■ TASK:
Output all the data exactly. Pictures do not belong in the copy.

■ DATASET EXTRACT:
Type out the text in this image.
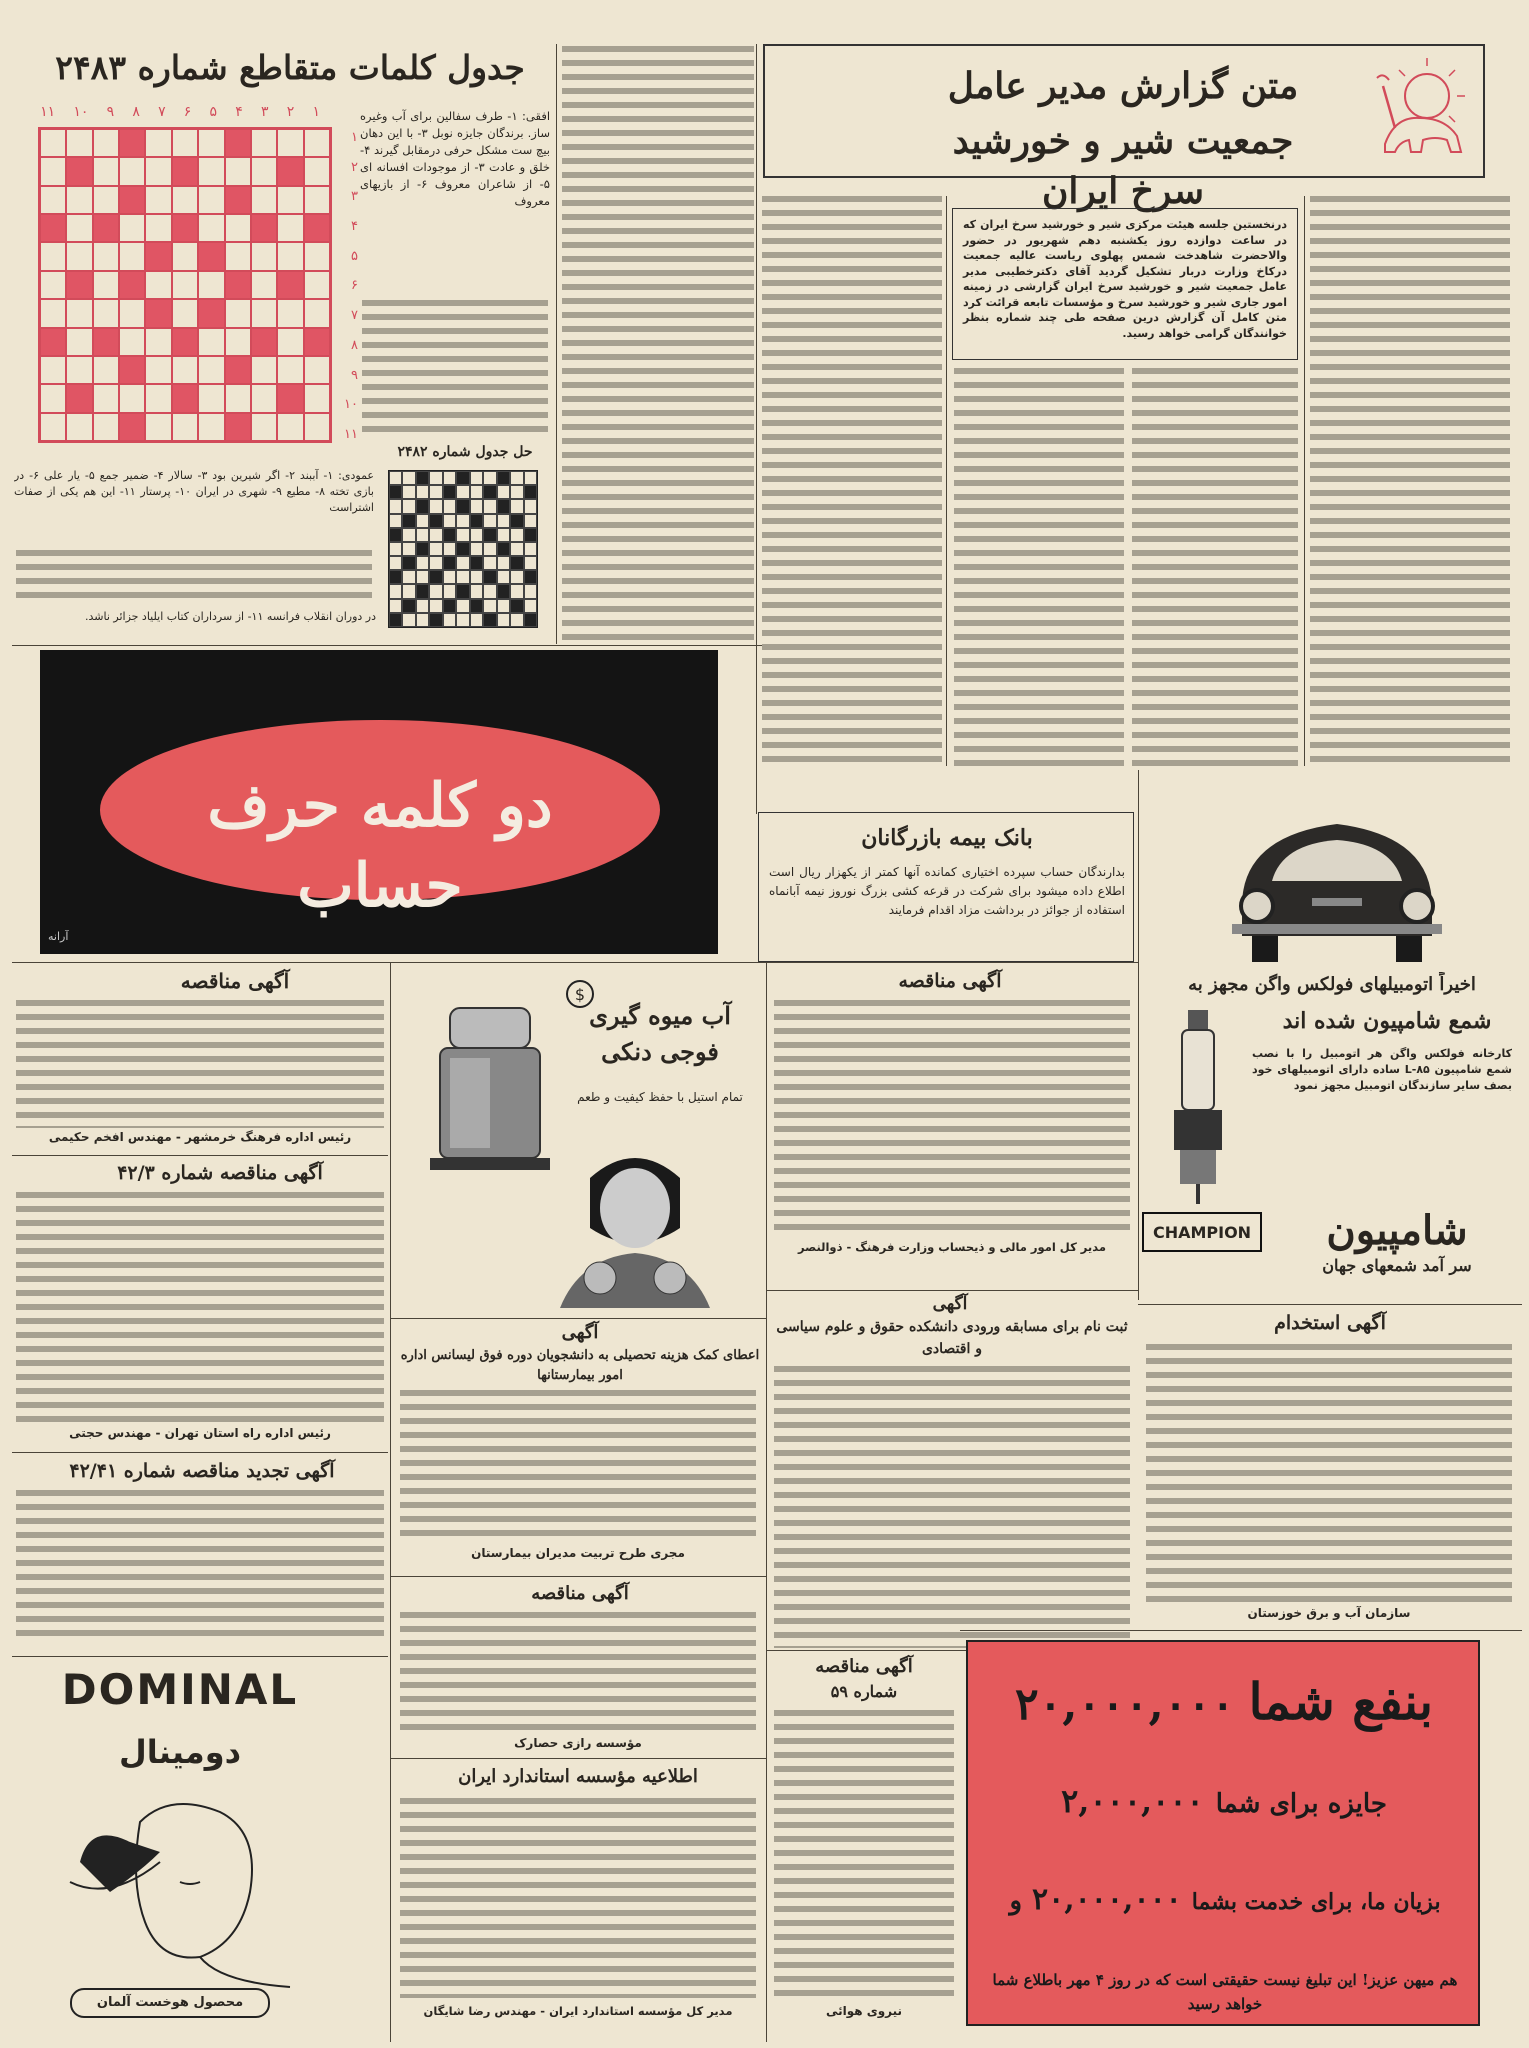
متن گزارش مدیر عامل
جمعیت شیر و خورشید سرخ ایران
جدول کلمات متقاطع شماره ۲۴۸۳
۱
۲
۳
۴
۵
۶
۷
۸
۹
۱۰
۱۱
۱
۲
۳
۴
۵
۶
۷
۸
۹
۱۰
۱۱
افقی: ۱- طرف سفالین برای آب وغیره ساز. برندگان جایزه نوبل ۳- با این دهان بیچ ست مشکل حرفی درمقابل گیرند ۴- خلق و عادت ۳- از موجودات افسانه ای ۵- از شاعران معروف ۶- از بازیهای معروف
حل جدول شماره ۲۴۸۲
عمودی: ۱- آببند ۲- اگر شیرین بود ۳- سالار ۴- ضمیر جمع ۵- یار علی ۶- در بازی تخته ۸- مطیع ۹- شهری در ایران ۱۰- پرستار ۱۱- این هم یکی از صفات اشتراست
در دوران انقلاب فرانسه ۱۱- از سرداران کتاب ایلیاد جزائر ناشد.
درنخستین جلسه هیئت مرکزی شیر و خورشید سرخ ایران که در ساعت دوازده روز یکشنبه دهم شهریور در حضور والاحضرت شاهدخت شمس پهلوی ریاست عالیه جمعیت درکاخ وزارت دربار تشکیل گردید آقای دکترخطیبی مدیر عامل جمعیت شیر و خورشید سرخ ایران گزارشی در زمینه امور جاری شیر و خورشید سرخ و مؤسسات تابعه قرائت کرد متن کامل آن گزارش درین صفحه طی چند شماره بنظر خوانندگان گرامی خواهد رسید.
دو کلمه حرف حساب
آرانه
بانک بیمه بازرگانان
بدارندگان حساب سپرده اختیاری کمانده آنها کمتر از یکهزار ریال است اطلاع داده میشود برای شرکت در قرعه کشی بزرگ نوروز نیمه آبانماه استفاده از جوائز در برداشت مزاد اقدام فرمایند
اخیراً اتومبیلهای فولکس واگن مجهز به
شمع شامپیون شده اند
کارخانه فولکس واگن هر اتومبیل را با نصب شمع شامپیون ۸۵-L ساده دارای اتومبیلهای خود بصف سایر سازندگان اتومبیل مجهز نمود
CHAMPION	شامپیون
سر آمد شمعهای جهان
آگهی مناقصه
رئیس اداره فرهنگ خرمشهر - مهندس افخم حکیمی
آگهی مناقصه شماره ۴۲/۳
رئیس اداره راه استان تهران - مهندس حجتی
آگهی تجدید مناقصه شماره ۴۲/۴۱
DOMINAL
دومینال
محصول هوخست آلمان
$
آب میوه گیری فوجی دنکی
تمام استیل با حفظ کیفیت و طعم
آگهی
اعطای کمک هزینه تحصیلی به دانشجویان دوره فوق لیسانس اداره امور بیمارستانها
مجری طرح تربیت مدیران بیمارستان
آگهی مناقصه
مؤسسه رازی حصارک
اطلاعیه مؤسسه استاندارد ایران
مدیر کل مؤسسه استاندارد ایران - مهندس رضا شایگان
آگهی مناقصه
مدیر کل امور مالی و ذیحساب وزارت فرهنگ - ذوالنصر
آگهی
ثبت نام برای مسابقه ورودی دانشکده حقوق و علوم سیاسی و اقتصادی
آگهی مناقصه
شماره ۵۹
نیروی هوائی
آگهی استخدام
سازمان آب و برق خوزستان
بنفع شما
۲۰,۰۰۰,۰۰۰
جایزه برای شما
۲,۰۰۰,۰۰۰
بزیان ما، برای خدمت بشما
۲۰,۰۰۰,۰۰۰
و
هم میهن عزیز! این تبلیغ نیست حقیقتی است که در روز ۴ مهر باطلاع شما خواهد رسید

■ ANSWER TO THIS EXERCISE:
Type out the text in this image.
متن گزارش مدیر عامل
جمعیت شیر و خورشید سرخ ایران
جدول کلمات متقاطع شماره ۲۴۸۳
۱
۲
۳
۴
۵
۶
۷
۸
۹
۱۰
۱۱
۱
۲
۳
۴
۵
۶
۷
۸
۹
۱۰
۱۱
افقی: ۱- طرف سفالین برای آب وغیره ساز. برندگان جایزه نوبل ۳- با این دهان بیچ ست مشکل حرفی درمقابل گیرند ۴- خلق و عادت ۳- از موجودات افسانه ای ۵- از شاعران معروف ۶- از بازیهای معروف
حل جدول شماره ۲۴۸۲
عمودی: ۱- آببند ۲- اگر شیرین بود ۳- سالار ۴- ضمیر جمع ۵- یار علی ۶- در بازی تخته ۸- مطیع ۹- شهری در ایران ۱۰- پرستار ۱۱- این هم یکی از صفات اشتراست
در دوران انقلاب فرانسه ۱۱- از سرداران کتاب ایلیاد جزائر ناشد.
درنخستین جلسه هیئت مرکزی شیر و خورشید سرخ ایران که در ساعت دوازده روز یکشنبه دهم شهریور در حضور والاحضرت شاهدخت شمس پهلوی ریاست عالیه جمعیت درکاخ وزارت دربار تشکیل گردید آقای دکترخطیبی مدیر عامل جمعیت شیر و خورشید سرخ ایران گزارشی در زمینه امور جاری شیر و خورشید سرخ و مؤسسات تابعه قرائت کرد متن کامل آن گزارش درین صفحه طی چند شماره بنظر خوانندگان گرامی خواهد رسید.
دو کلمه حرف حساب
آرانه
بانک بیمه بازرگانان
بدارندگان حساب سپرده اختیاری کمانده آنها کمتر از یکهزار ریال است اطلاع داده میشود برای شرکت در قرعه کشی بزرگ نوروز نیمه آبانماه استفاده از جوائز در برداشت مزاد اقدام فرمایند
اخیراً اتومبیلهای فولکس واگن مجهز به
شمع شامپیون شده اند
کارخانه فولکس واگن هر اتومبیل را با نصب شمع شامپیون ۸۵-L ساده دارای اتومبیلهای خود بصف سایر سازندگان اتومبیل مجهز نمود
CHAMPION	شامپیون
سر آمد شمعهای جهان
آگهی مناقصه
رئیس اداره فرهنگ خرمشهر - مهندس افخم حکیمی
آگهی مناقصه شماره ۴۲/۳
رئیس اداره راه استان تهران - مهندس حجتی
آگهی تجدید مناقصه شماره ۴۲/۴۱
DOMINAL
دومینال
محصول هوخست آلمان
$
آب میوه گیری فوجی دنکی
تمام استیل با حفظ کیفیت و طعم
آگهی
اعطای کمک هزینه تحصیلی به دانشجویان دوره فوق لیسانس اداره امور بیمارستانها
مجری طرح تربیت مدیران بیمارستان
آگهی مناقصه
مؤسسه رازی حصارک
اطلاعیه مؤسسه استاندارد ایران
مدیر کل مؤسسه استاندارد ایران - مهندس رضا شایگان
آگهی مناقصه
مدیر کل امور مالی و ذیحساب وزارت فرهنگ - ذوالنصر
آگهی
ثبت نام برای مسابقه ورودی دانشکده حقوق و علوم سیاسی و اقتصادی
آگهی مناقصه
شماره ۵۹
نیروی هوائی
آگهی استخدام
سازمان آب و برق خوزستان
بنفع شما
۲۰,۰۰۰,۰۰۰
جایزه برای شما
۲,۰۰۰,۰۰۰
بزیان ما، برای خدمت بشما
۲۰,۰۰۰,۰۰۰
و
هم میهن عزیز! این تبلیغ نیست حقیقتی است که در روز ۴ مهر باطلاع شما خواهد رسید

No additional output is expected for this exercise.